## BEGIN Data provided

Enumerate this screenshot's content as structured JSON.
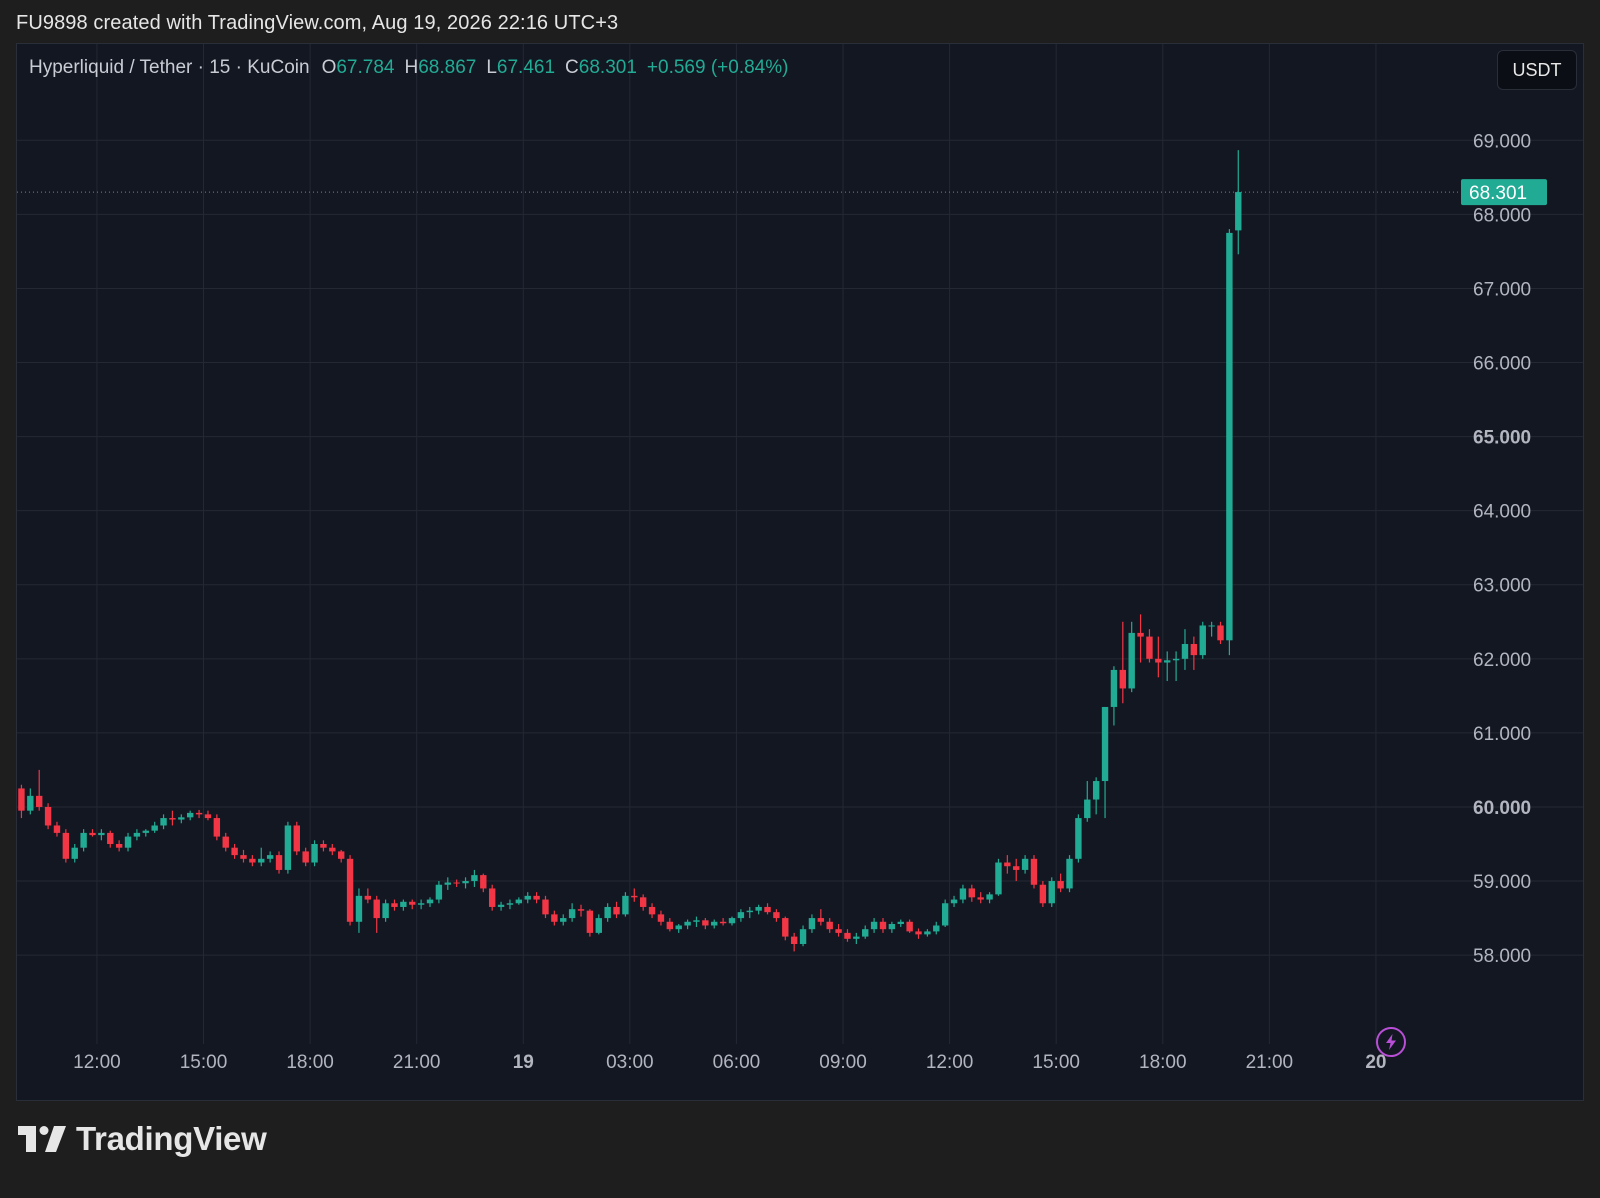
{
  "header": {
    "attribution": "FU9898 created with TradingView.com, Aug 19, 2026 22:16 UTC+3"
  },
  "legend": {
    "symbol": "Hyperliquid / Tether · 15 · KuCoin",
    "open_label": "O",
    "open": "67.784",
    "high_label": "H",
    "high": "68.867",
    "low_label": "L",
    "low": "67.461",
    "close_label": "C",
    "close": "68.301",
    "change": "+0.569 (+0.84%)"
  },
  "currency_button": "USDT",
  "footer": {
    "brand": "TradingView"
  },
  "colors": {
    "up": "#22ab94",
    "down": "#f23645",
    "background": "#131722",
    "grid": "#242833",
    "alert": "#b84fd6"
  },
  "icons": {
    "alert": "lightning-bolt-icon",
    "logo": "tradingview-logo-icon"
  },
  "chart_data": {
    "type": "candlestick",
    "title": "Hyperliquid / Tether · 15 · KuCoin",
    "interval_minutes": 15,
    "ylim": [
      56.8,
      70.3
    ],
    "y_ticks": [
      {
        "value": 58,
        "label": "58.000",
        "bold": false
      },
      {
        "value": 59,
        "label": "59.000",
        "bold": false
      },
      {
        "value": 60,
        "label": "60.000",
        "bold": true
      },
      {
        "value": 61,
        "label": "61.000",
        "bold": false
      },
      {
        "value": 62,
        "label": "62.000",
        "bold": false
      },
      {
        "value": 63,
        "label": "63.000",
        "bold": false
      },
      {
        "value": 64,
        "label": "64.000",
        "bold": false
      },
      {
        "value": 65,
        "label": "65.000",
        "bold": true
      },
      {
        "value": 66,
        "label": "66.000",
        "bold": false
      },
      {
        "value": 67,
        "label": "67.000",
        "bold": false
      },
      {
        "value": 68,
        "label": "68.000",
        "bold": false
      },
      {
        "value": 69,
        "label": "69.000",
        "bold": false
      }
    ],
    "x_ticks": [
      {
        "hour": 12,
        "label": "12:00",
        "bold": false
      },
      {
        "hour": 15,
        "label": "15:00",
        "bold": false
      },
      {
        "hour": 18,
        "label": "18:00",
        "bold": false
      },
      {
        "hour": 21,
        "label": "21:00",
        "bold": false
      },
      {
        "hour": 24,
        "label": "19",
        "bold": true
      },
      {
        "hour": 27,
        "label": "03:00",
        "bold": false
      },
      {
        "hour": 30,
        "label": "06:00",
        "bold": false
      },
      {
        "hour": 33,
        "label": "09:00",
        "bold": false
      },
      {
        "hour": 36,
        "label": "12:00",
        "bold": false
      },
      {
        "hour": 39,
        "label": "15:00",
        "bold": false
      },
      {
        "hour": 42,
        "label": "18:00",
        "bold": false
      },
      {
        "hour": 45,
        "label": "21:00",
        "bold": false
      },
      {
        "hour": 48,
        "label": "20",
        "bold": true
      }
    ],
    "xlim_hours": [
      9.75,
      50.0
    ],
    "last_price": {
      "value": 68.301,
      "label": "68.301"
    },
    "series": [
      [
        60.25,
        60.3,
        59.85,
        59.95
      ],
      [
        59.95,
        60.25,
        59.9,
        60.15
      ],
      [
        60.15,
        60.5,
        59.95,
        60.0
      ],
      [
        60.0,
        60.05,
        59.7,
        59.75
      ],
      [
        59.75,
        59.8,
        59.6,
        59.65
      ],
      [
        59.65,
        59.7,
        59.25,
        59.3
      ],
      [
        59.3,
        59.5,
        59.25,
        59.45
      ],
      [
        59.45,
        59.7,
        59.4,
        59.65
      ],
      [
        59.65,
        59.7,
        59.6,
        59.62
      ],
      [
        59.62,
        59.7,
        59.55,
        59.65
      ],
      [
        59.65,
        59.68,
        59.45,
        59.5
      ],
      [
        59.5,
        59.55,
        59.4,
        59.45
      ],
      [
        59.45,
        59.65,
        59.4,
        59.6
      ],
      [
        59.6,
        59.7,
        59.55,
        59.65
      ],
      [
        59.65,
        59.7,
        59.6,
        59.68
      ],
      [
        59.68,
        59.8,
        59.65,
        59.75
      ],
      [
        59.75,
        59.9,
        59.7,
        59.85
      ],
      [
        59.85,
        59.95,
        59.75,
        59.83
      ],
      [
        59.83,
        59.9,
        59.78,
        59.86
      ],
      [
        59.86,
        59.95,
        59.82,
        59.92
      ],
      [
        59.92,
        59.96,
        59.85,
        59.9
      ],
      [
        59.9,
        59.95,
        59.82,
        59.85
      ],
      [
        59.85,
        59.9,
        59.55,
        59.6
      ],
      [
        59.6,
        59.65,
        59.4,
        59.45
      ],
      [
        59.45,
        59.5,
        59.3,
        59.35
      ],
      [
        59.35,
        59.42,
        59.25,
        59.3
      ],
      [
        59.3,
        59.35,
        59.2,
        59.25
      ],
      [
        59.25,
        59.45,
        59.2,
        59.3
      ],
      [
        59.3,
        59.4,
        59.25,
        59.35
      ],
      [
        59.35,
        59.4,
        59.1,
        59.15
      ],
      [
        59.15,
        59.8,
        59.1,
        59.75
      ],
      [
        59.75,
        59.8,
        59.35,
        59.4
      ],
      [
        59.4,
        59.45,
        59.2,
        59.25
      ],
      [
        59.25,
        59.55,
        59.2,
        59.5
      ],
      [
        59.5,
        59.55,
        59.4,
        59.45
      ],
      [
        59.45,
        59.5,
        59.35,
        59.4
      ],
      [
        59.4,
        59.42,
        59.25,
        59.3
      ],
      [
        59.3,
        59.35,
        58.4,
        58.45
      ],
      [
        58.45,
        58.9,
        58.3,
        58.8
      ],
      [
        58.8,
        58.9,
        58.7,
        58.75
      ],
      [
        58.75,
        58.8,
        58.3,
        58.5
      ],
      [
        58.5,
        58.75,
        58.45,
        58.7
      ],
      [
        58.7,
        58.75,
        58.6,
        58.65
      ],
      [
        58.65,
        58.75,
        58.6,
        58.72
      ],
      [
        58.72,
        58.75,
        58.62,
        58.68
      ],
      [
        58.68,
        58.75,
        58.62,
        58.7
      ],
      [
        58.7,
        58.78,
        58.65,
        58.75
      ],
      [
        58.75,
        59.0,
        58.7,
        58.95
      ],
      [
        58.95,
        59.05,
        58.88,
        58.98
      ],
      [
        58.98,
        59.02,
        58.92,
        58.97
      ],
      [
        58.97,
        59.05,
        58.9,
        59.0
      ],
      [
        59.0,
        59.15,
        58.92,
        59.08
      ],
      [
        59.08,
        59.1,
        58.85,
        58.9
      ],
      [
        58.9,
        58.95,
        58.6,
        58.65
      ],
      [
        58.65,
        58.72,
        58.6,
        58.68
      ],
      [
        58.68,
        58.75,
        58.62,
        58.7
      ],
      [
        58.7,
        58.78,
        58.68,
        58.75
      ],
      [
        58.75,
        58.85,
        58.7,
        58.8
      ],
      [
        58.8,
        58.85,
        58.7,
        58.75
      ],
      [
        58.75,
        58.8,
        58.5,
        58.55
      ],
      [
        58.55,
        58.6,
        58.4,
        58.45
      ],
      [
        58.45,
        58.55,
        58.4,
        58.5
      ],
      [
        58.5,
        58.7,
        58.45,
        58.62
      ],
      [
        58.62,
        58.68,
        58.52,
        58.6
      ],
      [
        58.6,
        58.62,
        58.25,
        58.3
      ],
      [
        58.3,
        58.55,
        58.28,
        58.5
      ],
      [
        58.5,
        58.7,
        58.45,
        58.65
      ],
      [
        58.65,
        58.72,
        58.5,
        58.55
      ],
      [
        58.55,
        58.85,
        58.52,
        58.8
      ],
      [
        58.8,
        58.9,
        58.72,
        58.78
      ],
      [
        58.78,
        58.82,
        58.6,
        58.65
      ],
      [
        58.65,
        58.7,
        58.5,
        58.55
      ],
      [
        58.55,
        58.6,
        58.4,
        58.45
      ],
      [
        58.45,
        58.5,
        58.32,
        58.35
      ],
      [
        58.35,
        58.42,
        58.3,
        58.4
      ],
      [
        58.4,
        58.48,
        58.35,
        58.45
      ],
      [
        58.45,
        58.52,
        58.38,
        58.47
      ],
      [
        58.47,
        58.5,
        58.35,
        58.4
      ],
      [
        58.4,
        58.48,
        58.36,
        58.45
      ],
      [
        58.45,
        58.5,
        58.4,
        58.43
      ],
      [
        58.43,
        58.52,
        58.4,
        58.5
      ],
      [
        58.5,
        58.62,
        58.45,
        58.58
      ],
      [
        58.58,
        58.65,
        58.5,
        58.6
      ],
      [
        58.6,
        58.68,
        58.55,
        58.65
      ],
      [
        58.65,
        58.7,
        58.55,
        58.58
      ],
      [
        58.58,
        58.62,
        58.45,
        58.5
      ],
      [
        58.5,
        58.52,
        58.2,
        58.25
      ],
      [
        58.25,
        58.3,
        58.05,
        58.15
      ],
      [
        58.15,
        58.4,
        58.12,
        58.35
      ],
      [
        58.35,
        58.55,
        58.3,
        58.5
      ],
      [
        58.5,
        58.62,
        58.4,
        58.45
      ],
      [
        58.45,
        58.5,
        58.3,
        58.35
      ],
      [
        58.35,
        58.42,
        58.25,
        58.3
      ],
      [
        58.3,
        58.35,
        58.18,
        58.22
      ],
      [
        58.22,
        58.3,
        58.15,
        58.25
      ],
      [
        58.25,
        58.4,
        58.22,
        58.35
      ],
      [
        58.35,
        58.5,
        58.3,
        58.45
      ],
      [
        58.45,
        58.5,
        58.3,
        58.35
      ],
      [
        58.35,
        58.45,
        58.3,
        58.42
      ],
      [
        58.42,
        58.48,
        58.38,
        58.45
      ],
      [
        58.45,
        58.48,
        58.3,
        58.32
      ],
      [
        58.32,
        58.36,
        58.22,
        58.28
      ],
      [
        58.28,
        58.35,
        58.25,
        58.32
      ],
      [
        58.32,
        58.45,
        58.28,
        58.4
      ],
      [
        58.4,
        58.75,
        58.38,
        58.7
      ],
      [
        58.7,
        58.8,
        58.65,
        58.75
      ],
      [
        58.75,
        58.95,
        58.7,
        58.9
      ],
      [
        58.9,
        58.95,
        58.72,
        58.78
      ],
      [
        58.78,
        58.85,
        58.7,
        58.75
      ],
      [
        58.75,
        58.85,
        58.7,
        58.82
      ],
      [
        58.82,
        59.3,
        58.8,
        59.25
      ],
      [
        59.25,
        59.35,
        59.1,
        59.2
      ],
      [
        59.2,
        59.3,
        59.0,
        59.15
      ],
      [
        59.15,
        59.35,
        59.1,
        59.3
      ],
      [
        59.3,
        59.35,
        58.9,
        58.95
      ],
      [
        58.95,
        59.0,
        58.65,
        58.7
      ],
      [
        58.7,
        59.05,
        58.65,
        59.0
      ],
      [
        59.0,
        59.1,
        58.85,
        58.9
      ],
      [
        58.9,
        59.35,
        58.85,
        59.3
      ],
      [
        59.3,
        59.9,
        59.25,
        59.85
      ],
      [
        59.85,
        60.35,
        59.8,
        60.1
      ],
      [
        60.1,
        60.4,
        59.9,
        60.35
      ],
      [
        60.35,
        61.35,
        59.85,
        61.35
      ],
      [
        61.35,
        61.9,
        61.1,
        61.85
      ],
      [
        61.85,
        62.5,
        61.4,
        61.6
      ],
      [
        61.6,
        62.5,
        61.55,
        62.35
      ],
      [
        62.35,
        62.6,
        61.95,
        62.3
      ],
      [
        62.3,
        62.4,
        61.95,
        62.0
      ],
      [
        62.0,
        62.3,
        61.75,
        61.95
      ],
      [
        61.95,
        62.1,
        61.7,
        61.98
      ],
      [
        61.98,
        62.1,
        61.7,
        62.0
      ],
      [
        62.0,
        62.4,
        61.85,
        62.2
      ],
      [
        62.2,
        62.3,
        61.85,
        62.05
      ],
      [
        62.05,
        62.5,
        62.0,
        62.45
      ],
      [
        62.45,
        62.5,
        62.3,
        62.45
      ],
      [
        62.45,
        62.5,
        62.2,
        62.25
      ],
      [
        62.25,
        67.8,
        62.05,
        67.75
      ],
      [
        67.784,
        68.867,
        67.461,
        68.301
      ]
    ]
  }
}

## END Data provided
## BEGIN Data provided

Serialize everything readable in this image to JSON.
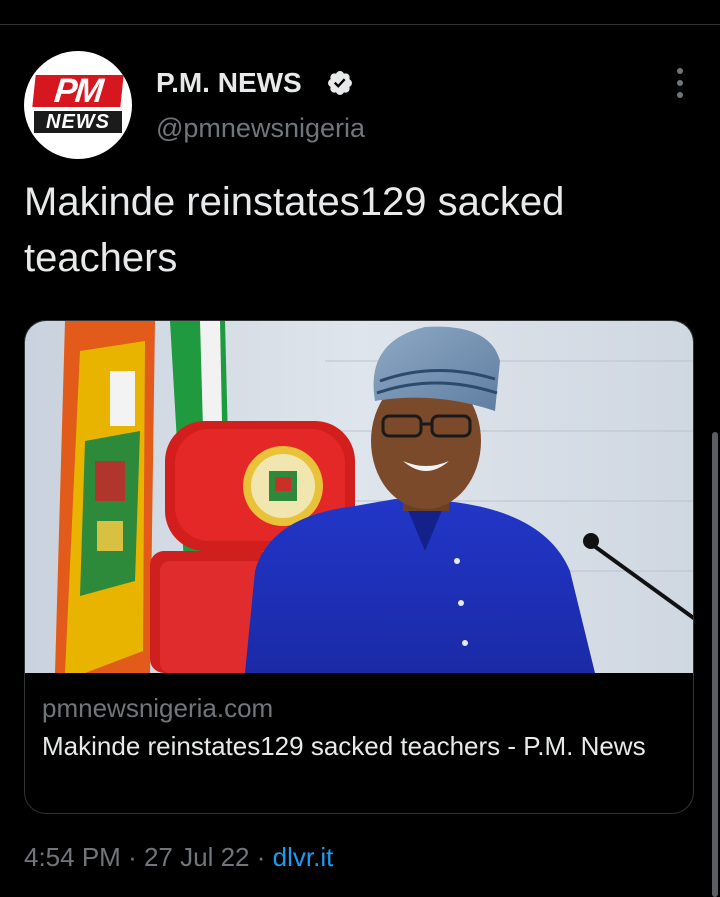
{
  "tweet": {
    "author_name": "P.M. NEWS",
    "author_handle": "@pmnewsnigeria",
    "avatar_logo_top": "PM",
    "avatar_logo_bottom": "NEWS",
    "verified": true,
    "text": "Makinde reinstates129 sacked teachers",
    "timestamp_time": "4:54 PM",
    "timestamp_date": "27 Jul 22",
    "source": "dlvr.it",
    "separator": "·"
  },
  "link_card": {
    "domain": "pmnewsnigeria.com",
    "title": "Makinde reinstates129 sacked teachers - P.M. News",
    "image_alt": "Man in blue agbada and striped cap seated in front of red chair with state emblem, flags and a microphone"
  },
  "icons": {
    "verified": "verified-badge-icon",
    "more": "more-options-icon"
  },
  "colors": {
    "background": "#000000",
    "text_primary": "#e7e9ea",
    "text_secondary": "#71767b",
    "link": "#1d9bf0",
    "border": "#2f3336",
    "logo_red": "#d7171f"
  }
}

## END Data provided
## BEGIN Data provided

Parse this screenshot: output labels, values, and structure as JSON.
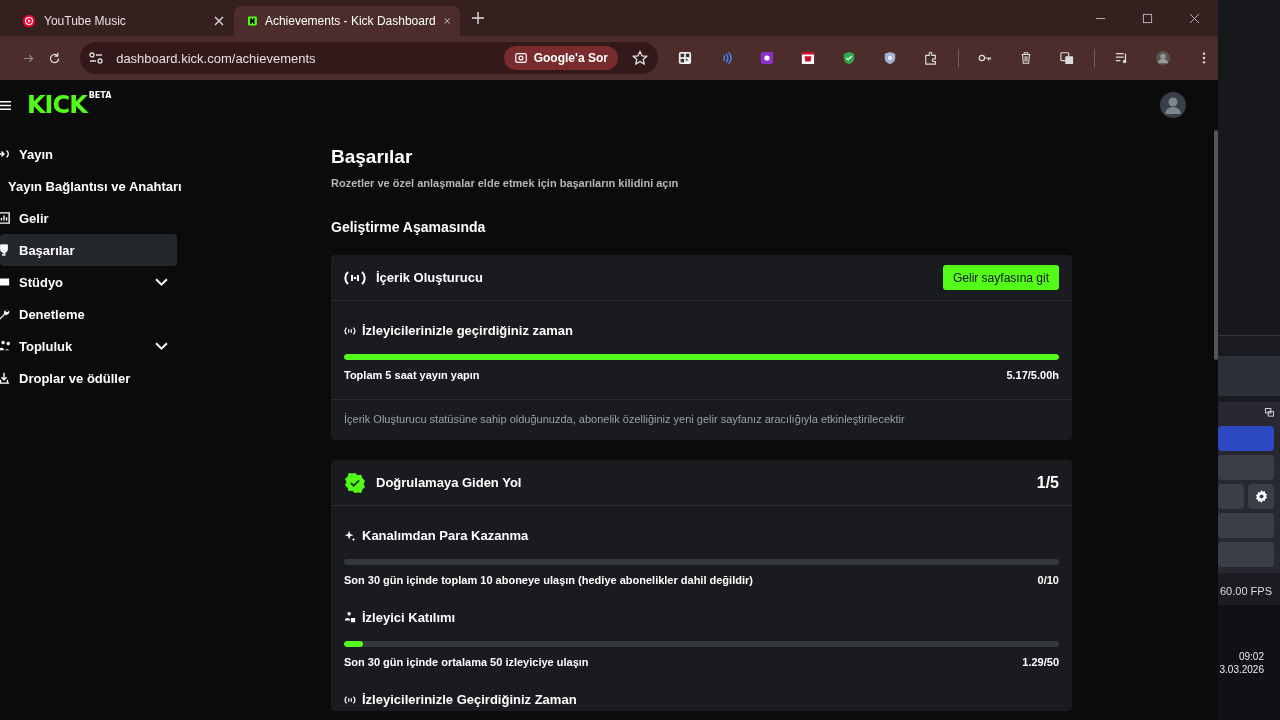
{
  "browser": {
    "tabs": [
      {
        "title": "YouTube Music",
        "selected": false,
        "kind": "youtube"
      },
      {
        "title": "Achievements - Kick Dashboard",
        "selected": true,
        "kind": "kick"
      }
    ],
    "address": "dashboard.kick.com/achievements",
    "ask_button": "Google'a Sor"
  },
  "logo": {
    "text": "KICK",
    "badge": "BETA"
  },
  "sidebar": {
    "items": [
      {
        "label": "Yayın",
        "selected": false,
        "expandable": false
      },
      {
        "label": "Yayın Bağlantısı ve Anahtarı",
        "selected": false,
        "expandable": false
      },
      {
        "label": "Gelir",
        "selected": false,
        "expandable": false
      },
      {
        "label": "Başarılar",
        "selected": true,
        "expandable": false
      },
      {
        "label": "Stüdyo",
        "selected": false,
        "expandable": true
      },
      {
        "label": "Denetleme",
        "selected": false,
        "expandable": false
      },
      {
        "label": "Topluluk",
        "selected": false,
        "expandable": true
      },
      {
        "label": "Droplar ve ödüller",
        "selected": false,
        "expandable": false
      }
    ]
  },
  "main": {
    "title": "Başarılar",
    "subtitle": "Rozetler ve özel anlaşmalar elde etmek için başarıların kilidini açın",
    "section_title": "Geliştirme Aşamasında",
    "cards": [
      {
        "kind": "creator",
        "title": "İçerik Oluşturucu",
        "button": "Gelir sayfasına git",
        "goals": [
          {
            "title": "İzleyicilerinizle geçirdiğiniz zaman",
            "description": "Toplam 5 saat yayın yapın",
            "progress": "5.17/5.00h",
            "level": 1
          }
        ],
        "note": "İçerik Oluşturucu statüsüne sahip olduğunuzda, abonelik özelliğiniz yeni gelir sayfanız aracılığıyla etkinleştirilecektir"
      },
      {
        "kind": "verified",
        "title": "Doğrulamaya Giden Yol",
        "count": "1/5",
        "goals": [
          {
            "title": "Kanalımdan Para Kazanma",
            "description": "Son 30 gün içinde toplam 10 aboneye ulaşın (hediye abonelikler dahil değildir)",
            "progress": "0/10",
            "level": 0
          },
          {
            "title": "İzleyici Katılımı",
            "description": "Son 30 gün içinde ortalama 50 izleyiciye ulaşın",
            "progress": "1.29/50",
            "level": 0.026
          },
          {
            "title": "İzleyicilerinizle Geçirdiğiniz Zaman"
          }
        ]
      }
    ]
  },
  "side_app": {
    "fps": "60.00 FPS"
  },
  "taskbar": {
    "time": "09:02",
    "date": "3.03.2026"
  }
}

## END Data provided

● Instruction
Show every line from the entries above in which the word "progress" appears.

● Response to the task
            "progress": "5.17/5.00h",
            "progress": "0/10",
            "progress": "1.29/50",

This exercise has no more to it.